#### SHORT TASK
Without the images, write out the whole listing exactly.

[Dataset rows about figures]

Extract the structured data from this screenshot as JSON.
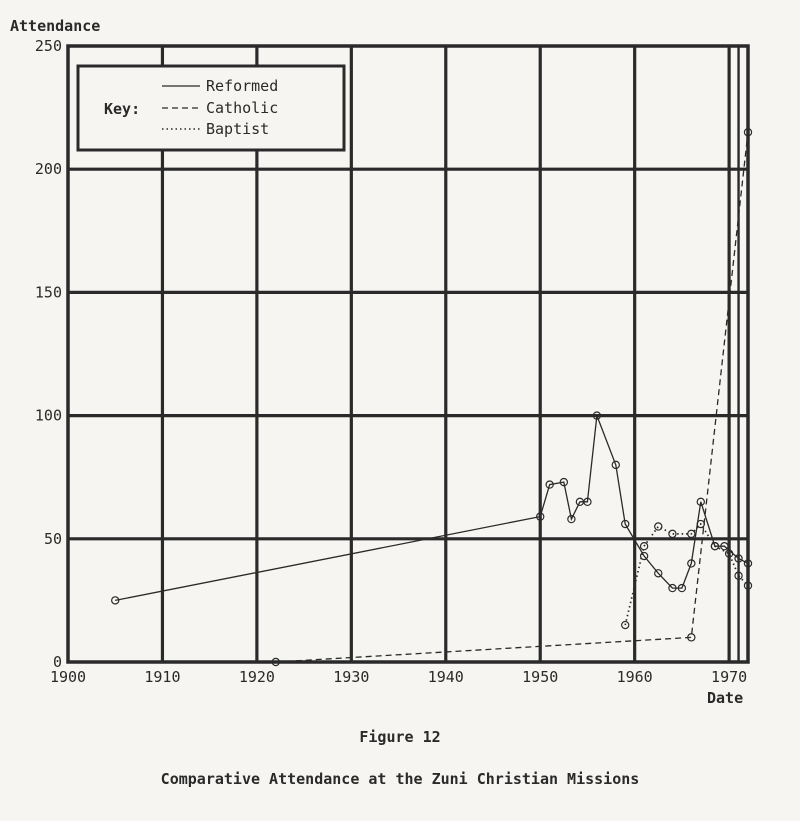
{
  "chart_data": {
    "type": "line",
    "ylabel": "Attendance",
    "xlabel": "Date",
    "xlim": [
      1900,
      1972
    ],
    "ylim": [
      0,
      250
    ],
    "x_ticks": [
      1900,
      1910,
      1920,
      1930,
      1940,
      1950,
      1960,
      1970
    ],
    "y_ticks": [
      0,
      50,
      100,
      150,
      200,
      250
    ],
    "grid": true,
    "legend": {
      "title": "Key:",
      "placement": "top-left",
      "entries": [
        "Reformed",
        "Catholic",
        "Baptist"
      ]
    },
    "series": [
      {
        "name": "Reformed",
        "style": "solid",
        "points": [
          [
            1905,
            25
          ],
          [
            1950,
            59
          ],
          [
            1951,
            72
          ],
          [
            1952.5,
            73
          ],
          [
            1953.3,
            58
          ],
          [
            1954.2,
            65
          ],
          [
            1955,
            65
          ],
          [
            1956,
            100
          ],
          [
            1958,
            80
          ],
          [
            1959,
            56
          ],
          [
            1961,
            43
          ],
          [
            1962.5,
            36
          ],
          [
            1964,
            30
          ],
          [
            1965,
            30
          ],
          [
            1966,
            40
          ],
          [
            1967,
            65
          ],
          [
            1968.5,
            47
          ],
          [
            1969.5,
            47
          ],
          [
            1971,
            42
          ],
          [
            1972,
            40
          ]
        ]
      },
      {
        "name": "Catholic",
        "style": "dashed",
        "points": [
          [
            1922,
            0
          ],
          [
            1966,
            10
          ],
          [
            1972,
            215
          ]
        ]
      },
      {
        "name": "Baptist",
        "style": "dotted",
        "points": [
          [
            1959,
            15
          ],
          [
            1961,
            47
          ],
          [
            1962.5,
            55
          ],
          [
            1964,
            52
          ],
          [
            1966,
            52
          ],
          [
            1967,
            56
          ],
          [
            1968.5,
            47
          ],
          [
            1970,
            44
          ],
          [
            1971,
            35
          ],
          [
            1972,
            31
          ]
        ]
      }
    ]
  },
  "figure": {
    "number": "Figure 12",
    "caption": "Comparative Attendance at the Zuni Christian Missions"
  }
}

#### SOLUTION TO THIS PROBLEM
Extract the structured data from this screenshot as JSON.
{
  "chart_data": {
    "type": "line",
    "ylabel": "Attendance",
    "xlabel": "Date",
    "xlim": [
      1900,
      1972
    ],
    "ylim": [
      0,
      250
    ],
    "x_ticks": [
      1900,
      1910,
      1920,
      1930,
      1940,
      1950,
      1960,
      1970
    ],
    "y_ticks": [
      0,
      50,
      100,
      150,
      200,
      250
    ],
    "grid": true,
    "legend": {
      "title": "Key:",
      "placement": "top-left",
      "entries": [
        "Reformed",
        "Catholic",
        "Baptist"
      ]
    },
    "series": [
      {
        "name": "Reformed",
        "style": "solid",
        "points": [
          [
            1905,
            25
          ],
          [
            1950,
            59
          ],
          [
            1951,
            72
          ],
          [
            1952.5,
            73
          ],
          [
            1953.3,
            58
          ],
          [
            1954.2,
            65
          ],
          [
            1955,
            65
          ],
          [
            1956,
            100
          ],
          [
            1958,
            80
          ],
          [
            1959,
            56
          ],
          [
            1961,
            43
          ],
          [
            1962.5,
            36
          ],
          [
            1964,
            30
          ],
          [
            1965,
            30
          ],
          [
            1966,
            40
          ],
          [
            1967,
            65
          ],
          [
            1968.5,
            47
          ],
          [
            1969.5,
            47
          ],
          [
            1971,
            42
          ],
          [
            1972,
            40
          ]
        ]
      },
      {
        "name": "Catholic",
        "style": "dashed",
        "points": [
          [
            1922,
            0
          ],
          [
            1966,
            10
          ],
          [
            1972,
            215
          ]
        ]
      },
      {
        "name": "Baptist",
        "style": "dotted",
        "points": [
          [
            1959,
            15
          ],
          [
            1961,
            47
          ],
          [
            1962.5,
            55
          ],
          [
            1964,
            52
          ],
          [
            1966,
            52
          ],
          [
            1967,
            56
          ],
          [
            1968.5,
            47
          ],
          [
            1970,
            44
          ],
          [
            1971,
            35
          ],
          [
            1972,
            31
          ]
        ]
      }
    ]
  },
  "figure": {
    "number": "Figure 12",
    "caption": "Comparative Attendance at the Zuni Christian Missions"
  }
}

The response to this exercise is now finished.